(Data entries)
# # # # # # #

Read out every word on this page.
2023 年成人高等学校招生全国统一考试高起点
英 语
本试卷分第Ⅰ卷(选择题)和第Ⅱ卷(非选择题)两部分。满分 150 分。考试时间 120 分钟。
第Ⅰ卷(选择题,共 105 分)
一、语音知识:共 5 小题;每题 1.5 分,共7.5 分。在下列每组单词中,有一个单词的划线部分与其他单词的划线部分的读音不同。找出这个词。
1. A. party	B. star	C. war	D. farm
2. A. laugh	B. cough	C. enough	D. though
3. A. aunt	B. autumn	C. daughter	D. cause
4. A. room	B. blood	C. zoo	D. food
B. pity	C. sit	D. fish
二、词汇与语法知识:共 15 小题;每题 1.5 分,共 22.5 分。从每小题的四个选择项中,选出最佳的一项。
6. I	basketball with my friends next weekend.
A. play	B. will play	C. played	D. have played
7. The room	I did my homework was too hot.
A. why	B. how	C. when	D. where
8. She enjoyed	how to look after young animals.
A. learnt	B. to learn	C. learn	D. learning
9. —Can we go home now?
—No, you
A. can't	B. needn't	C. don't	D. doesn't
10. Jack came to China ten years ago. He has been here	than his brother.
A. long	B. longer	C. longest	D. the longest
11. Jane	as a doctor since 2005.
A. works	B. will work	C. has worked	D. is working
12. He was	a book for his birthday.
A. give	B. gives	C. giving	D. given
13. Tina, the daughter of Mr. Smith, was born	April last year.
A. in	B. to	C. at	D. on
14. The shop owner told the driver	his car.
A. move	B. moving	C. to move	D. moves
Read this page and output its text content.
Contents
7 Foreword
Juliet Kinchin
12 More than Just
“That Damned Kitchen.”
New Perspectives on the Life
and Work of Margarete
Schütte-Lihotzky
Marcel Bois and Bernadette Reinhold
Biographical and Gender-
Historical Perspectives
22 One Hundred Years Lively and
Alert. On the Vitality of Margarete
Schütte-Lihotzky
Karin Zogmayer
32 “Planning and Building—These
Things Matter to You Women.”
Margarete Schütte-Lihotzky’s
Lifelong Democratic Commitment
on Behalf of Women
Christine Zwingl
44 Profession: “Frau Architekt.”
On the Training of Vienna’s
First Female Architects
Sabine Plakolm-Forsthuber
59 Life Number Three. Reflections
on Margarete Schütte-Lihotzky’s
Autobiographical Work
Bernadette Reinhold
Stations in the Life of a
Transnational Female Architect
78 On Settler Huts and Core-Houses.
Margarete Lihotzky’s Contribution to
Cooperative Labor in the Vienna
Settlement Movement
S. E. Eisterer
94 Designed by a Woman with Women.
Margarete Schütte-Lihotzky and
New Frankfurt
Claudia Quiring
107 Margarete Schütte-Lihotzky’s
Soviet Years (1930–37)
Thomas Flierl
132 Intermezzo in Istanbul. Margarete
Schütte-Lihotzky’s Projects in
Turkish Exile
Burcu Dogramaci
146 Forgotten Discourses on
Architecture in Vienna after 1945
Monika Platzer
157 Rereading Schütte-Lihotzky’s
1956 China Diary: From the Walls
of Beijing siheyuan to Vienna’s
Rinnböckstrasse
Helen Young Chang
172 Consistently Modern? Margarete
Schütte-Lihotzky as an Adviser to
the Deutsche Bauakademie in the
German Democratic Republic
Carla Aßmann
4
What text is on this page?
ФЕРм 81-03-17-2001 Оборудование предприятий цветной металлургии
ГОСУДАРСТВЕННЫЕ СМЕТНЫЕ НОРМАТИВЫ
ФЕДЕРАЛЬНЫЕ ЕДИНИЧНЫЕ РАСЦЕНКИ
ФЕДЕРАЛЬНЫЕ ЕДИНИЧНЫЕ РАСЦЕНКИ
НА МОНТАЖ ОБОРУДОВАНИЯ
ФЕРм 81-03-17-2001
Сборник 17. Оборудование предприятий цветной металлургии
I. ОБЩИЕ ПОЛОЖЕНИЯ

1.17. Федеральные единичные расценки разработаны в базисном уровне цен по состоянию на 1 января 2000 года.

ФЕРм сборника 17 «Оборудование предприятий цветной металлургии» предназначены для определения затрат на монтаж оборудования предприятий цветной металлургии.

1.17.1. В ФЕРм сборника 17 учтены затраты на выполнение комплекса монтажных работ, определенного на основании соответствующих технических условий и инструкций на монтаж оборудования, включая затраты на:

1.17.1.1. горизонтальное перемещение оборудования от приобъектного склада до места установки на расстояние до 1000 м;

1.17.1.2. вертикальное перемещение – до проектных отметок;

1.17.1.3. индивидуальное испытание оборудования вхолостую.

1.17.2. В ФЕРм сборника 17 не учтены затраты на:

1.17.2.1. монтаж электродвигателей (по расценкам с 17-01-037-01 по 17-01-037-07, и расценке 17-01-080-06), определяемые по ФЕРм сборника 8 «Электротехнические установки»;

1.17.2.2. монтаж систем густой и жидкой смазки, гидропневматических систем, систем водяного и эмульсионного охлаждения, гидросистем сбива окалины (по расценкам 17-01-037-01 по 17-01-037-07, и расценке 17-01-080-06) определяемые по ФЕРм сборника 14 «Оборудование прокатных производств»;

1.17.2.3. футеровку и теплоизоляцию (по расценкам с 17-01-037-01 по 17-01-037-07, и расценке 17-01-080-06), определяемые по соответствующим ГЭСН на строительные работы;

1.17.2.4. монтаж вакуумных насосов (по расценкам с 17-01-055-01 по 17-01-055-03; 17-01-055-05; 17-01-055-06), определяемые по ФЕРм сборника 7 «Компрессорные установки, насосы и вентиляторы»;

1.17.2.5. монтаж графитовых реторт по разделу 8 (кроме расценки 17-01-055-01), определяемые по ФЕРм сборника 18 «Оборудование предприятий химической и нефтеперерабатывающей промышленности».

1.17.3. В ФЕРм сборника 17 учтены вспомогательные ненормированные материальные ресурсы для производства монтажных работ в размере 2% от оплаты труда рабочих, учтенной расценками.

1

# # # # # # #

Task to complete: Pull out and copy each line containing the string "Women".

Exercise solution:
Things Matter to You Women.”
on Behalf of Women
94 Designed by a Woman with Women.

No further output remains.